-- BEGIN MATERIAL --

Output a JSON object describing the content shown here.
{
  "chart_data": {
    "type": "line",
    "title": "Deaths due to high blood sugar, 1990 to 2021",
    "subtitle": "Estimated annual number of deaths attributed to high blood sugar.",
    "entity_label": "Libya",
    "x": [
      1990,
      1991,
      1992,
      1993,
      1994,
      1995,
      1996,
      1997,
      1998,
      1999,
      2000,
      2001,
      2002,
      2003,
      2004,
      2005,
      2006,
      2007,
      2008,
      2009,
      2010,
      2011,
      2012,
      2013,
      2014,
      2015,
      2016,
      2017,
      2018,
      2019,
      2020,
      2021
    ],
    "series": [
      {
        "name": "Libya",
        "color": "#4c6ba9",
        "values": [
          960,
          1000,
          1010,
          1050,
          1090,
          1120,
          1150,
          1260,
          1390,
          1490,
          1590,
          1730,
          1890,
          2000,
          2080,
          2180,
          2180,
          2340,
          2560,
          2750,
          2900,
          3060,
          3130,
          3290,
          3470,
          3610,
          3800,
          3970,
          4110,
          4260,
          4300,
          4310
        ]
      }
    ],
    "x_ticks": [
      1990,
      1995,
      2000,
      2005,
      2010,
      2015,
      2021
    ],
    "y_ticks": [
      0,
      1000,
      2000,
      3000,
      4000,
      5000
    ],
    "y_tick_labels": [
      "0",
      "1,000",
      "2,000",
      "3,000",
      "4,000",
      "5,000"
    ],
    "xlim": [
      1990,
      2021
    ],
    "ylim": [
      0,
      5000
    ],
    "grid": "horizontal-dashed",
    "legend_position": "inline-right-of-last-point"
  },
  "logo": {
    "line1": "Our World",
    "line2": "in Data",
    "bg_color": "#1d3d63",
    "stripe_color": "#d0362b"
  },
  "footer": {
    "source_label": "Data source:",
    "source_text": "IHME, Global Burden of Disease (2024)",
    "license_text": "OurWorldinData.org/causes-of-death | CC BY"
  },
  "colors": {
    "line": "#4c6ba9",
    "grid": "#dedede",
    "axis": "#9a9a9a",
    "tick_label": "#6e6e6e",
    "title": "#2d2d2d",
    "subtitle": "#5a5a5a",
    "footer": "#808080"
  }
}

-- END MATERIAL --

§ **GIVEN TASK**
From the data above, extract every line in its exact form.

§ **RESULT FOR THIS TASK**
Output a JSON object describing the content shown here.
{
  "chart_data": {
    "type": "line",
    "title": "Deaths due to high blood sugar, 1990 to 2021",
    "subtitle": "Estimated annual number of deaths attributed to high blood sugar.",
    "entity_label": "Libya",
    "x": [
      1990,
      1991,
      1992,
      1993,
      1994,
      1995,
      1996,
      1997,
      1998,
      1999,
      2000,
      2001,
      2002,
      2003,
      2004,
      2005,
      2006,
      2007,
      2008,
      2009,
      2010,
      2011,
      2012,
      2013,
      2014,
      2015,
      2016,
      2017,
      2018,
      2019,
      2020,
      2021
    ],
    "series": [
      {
        "name": "Libya",
        "color": "#4c6ba9",
        "values": [
          960,
          1000,
          1010,
          1050,
          1090,
          1120,
          1150,
          1260,
          1390,
          1490,
          1590,
          1730,
          1890,
          2000,
          2080,
          2180,
          2180,
          2340,
          2560,
          2750,
          2900,
          3060,
          3130,
          3290,
          3470,
          3610,
          3800,
          3970,
          4110,
          4260,
          4300,
          4310
        ]
      }
    ],
    "x_ticks": [
      1990,
      1995,
      2000,
      2005,
      2010,
      2015,
      2021
    ],
    "y_ticks": [
      0,
      1000,
      2000,
      3000,
      4000,
      5000
    ],
    "y_tick_labels": [
      "0",
      "1,000",
      "2,000",
      "3,000",
      "4,000",
      "5,000"
    ],
    "xlim": [
      1990,
      2021
    ],
    "ylim": [
      0,
      5000
    ],
    "grid": "horizontal-dashed",
    "legend_position": "inline-right-of-last-point"
  },
  "logo": {
    "line1": "Our World",
    "line2": "in Data",
    "bg_color": "#1d3d63",
    "stripe_color": "#d0362b"
  },
  "footer": {
    "source_label": "Data source:",
    "source_text": "IHME, Global Burden of Disease (2024)",
    "license_text": "OurWorldinData.org/causes-of-death | CC BY"
  },
  "colors": {
    "line": "#4c6ba9",
    "grid": "#dedede",
    "axis": "#9a9a9a",
    "tick_label": "#6e6e6e",
    "title": "#2d2d2d",
    "subtitle": "#5a5a5a",
    "footer": "#808080"
  }
}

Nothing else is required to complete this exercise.